AIM OF THE EXERCISE
Exactly as written, retype the listing below, omitting the pictures.

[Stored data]
= = =

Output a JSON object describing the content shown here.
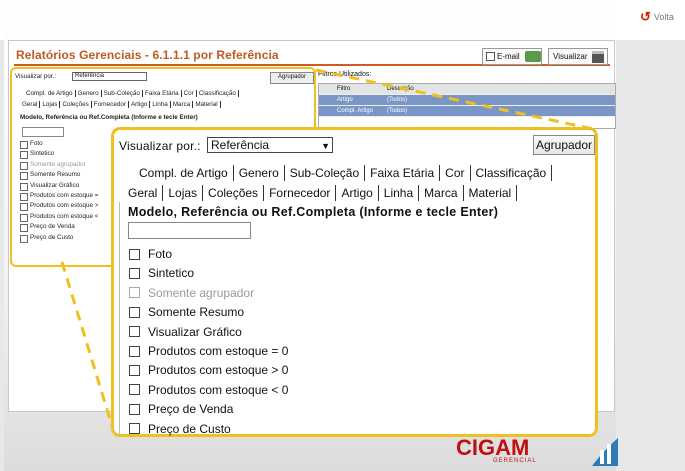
{
  "back_label": "Volta",
  "window_title": "Relatórios Gerenciais - 6.1.1.1 por Referência",
  "toolbar": {
    "email_label": "E-mail",
    "visualizar_label": "Visualizar"
  },
  "small_panel": {
    "view_label": "Visualizar por.:",
    "view_value": "Referência",
    "group_button": "Agrupador",
    "tabs_row1": [
      "Compl. de Artigo",
      "Genero",
      "Sub-Coleção",
      "Faixa Etária",
      "Cor",
      "Classificação"
    ],
    "tabs_row2": [
      "Geral",
      "Lojas",
      "Coleções",
      "Fornecedor",
      "Artigo",
      "Linha",
      "Marca",
      "Material"
    ],
    "heading": "Modelo, Referência ou Ref.Completa (Informe e tecle Enter)",
    "options": [
      "Foto",
      "Sintetico",
      "Somente agrupador",
      "Somente Resumo",
      "Visualizar Gráfico",
      "Produtos com estoque =",
      "Produtos com estoque >",
      "Produtos com estoque <",
      "Preço de Venda",
      "Preço de Custo"
    ]
  },
  "filters": {
    "label": "Filtros Utilizados:",
    "headers": [
      "Filtro",
      "Descrição"
    ],
    "rows": [
      {
        "filtro": "Artigo",
        "descricao": "(Todos)"
      },
      {
        "filtro": "Compl. Artigo",
        "descricao": "(Todos)"
      }
    ]
  },
  "zoom": {
    "view_label": "Visualizar por.:",
    "view_value": "Referência",
    "group_button": "Agrupador",
    "tabs_row1": [
      "Compl. de Artigo",
      "Genero",
      "Sub-Coleção",
      "Faixa Etária",
      "Cor",
      "Classificação"
    ],
    "tabs_row2": [
      "Geral",
      "Lojas",
      "Coleções",
      "Fornecedor",
      "Artigo",
      "Linha",
      "Marca",
      "Material"
    ],
    "heading": "Modelo, Referência ou Ref.Completa (Informe e tecle Enter)",
    "input_value": "",
    "options": [
      {
        "label": "Foto",
        "disabled": false
      },
      {
        "label": "Sintetico",
        "disabled": false
      },
      {
        "label": "Somente agrupador",
        "disabled": true
      },
      {
        "label": "Somente Resumo",
        "disabled": false
      },
      {
        "label": "Visualizar Gráfico",
        "disabled": false
      },
      {
        "label": "Produtos com estoque = 0",
        "disabled": false
      },
      {
        "label": "Produtos com estoque > 0",
        "disabled": false
      },
      {
        "label": "Produtos com estoque < 0",
        "disabled": false
      },
      {
        "label": "Preço de Venda",
        "disabled": false
      },
      {
        "label": "Preço de Custo",
        "disabled": false
      }
    ]
  },
  "logo": {
    "name": "CIGAM",
    "subtitle": "GERENCIAL"
  },
  "colors": {
    "highlight": "#f0c020",
    "title": "#c05a22",
    "brand": "#c01010",
    "selection": "#7a96c6"
  }
}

= = =

TASK SOLUTION
Output a JSON object describing the content shown here.
{
  "back_label": "Volta",
  "window_title": "Relatórios Gerenciais - 6.1.1.1 por Referência",
  "toolbar": {
    "email_label": "E-mail",
    "visualizar_label": "Visualizar"
  },
  "small_panel": {
    "view_label": "Visualizar por.:",
    "view_value": "Referência",
    "group_button": "Agrupador",
    "tabs_row1": [
      "Compl. de Artigo",
      "Genero",
      "Sub-Coleção",
      "Faixa Etária",
      "Cor",
      "Classificação"
    ],
    "tabs_row2": [
      "Geral",
      "Lojas",
      "Coleções",
      "Fornecedor",
      "Artigo",
      "Linha",
      "Marca",
      "Material"
    ],
    "heading": "Modelo, Referência ou Ref.Completa (Informe e tecle Enter)",
    "options": [
      "Foto",
      "Sintetico",
      "Somente agrupador",
      "Somente Resumo",
      "Visualizar Gráfico",
      "Produtos com estoque =",
      "Produtos com estoque >",
      "Produtos com estoque <",
      "Preço de Venda",
      "Preço de Custo"
    ]
  },
  "filters": {
    "label": "Filtros Utilizados:",
    "headers": [
      "Filtro",
      "Descrição"
    ],
    "rows": [
      {
        "filtro": "Artigo",
        "descricao": "(Todos)"
      },
      {
        "filtro": "Compl. Artigo",
        "descricao": "(Todos)"
      }
    ]
  },
  "zoom": {
    "view_label": "Visualizar por.:",
    "view_value": "Referência",
    "group_button": "Agrupador",
    "tabs_row1": [
      "Compl. de Artigo",
      "Genero",
      "Sub-Coleção",
      "Faixa Etária",
      "Cor",
      "Classificação"
    ],
    "tabs_row2": [
      "Geral",
      "Lojas",
      "Coleções",
      "Fornecedor",
      "Artigo",
      "Linha",
      "Marca",
      "Material"
    ],
    "heading": "Modelo, Referência ou Ref.Completa (Informe e tecle Enter)",
    "input_value": "",
    "options": [
      {
        "label": "Foto",
        "disabled": false
      },
      {
        "label": "Sintetico",
        "disabled": false
      },
      {
        "label": "Somente agrupador",
        "disabled": true
      },
      {
        "label": "Somente Resumo",
        "disabled": false
      },
      {
        "label": "Visualizar Gráfico",
        "disabled": false
      },
      {
        "label": "Produtos com estoque = 0",
        "disabled": false
      },
      {
        "label": "Produtos com estoque > 0",
        "disabled": false
      },
      {
        "label": "Produtos com estoque < 0",
        "disabled": false
      },
      {
        "label": "Preço de Venda",
        "disabled": false
      },
      {
        "label": "Preço de Custo",
        "disabled": false
      }
    ]
  },
  "logo": {
    "name": "CIGAM",
    "subtitle": "GERENCIAL"
  },
  "colors": {
    "highlight": "#f0c020",
    "title": "#c05a22",
    "brand": "#c01010",
    "selection": "#7a96c6"
  }
}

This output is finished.